Exercise input:

----------------

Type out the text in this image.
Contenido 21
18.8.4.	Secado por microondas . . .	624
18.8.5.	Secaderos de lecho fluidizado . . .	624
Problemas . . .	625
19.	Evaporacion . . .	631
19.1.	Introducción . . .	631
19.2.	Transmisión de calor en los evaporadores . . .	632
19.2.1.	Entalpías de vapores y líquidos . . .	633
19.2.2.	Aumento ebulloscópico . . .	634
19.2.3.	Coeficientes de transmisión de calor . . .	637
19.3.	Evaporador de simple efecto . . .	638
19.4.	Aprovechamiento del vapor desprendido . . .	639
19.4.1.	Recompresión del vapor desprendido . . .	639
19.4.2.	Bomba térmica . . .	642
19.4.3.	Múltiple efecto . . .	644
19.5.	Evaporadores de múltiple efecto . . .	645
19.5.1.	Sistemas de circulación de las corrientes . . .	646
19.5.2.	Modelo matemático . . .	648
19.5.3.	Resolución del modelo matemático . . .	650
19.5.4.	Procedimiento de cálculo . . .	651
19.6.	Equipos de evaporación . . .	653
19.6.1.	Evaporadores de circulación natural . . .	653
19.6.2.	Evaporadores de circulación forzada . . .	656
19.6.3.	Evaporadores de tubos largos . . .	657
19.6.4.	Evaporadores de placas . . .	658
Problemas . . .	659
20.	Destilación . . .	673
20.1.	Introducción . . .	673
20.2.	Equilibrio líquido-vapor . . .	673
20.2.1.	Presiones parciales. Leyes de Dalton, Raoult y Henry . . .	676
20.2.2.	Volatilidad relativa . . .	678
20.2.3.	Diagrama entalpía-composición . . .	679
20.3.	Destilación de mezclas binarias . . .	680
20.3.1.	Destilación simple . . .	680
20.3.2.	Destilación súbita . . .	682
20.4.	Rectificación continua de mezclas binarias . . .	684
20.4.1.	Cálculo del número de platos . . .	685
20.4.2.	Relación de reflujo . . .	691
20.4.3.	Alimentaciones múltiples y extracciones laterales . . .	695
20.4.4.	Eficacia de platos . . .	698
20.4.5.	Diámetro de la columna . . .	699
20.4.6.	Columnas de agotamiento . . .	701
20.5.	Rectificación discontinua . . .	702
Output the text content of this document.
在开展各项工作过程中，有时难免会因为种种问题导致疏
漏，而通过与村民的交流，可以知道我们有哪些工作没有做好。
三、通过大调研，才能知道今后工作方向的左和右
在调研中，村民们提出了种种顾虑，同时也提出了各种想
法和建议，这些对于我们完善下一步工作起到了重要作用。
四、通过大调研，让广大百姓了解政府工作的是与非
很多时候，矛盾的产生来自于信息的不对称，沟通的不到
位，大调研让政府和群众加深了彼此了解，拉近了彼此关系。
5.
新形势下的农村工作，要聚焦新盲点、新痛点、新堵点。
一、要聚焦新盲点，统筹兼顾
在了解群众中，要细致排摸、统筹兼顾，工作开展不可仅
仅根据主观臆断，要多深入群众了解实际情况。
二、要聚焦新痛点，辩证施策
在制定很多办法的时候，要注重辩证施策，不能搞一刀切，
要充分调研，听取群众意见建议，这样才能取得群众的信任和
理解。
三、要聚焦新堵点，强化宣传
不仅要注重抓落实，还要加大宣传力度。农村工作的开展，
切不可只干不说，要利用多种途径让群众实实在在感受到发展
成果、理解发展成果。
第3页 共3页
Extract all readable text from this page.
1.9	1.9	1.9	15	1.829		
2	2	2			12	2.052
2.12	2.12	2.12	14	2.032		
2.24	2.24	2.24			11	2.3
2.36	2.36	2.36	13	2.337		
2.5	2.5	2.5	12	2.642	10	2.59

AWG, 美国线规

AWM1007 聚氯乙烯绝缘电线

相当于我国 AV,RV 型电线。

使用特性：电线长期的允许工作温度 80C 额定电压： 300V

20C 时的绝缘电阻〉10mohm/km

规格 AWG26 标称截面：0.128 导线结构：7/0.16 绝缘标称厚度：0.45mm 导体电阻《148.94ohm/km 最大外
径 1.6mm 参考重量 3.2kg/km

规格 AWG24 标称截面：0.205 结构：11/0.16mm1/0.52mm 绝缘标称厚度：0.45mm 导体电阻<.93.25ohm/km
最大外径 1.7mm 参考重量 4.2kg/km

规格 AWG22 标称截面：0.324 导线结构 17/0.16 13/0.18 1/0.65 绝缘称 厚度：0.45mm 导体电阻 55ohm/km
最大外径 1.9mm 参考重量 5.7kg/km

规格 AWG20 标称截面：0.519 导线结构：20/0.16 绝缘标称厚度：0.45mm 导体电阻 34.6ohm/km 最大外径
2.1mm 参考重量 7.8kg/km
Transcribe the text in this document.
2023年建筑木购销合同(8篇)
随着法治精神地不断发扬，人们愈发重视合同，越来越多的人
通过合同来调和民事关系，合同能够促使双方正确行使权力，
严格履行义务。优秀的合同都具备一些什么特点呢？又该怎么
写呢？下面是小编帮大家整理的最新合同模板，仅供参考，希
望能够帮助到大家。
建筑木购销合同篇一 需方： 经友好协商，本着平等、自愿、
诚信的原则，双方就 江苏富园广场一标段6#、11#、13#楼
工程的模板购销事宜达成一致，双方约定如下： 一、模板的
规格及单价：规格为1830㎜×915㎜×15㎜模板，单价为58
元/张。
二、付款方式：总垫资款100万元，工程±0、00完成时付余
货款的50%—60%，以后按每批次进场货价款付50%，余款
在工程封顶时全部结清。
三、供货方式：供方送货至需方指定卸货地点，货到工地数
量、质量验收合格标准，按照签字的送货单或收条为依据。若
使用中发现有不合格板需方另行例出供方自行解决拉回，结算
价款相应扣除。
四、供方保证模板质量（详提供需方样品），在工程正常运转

----------------

What is expected: Locate all lines in the listing above with the word "calor" and copy them.

Exercise response:
19.2.	Transmisión de calor en los evaporadores . . .	632
19.2.3.	Coeficientes de transmisión de calor . . .	637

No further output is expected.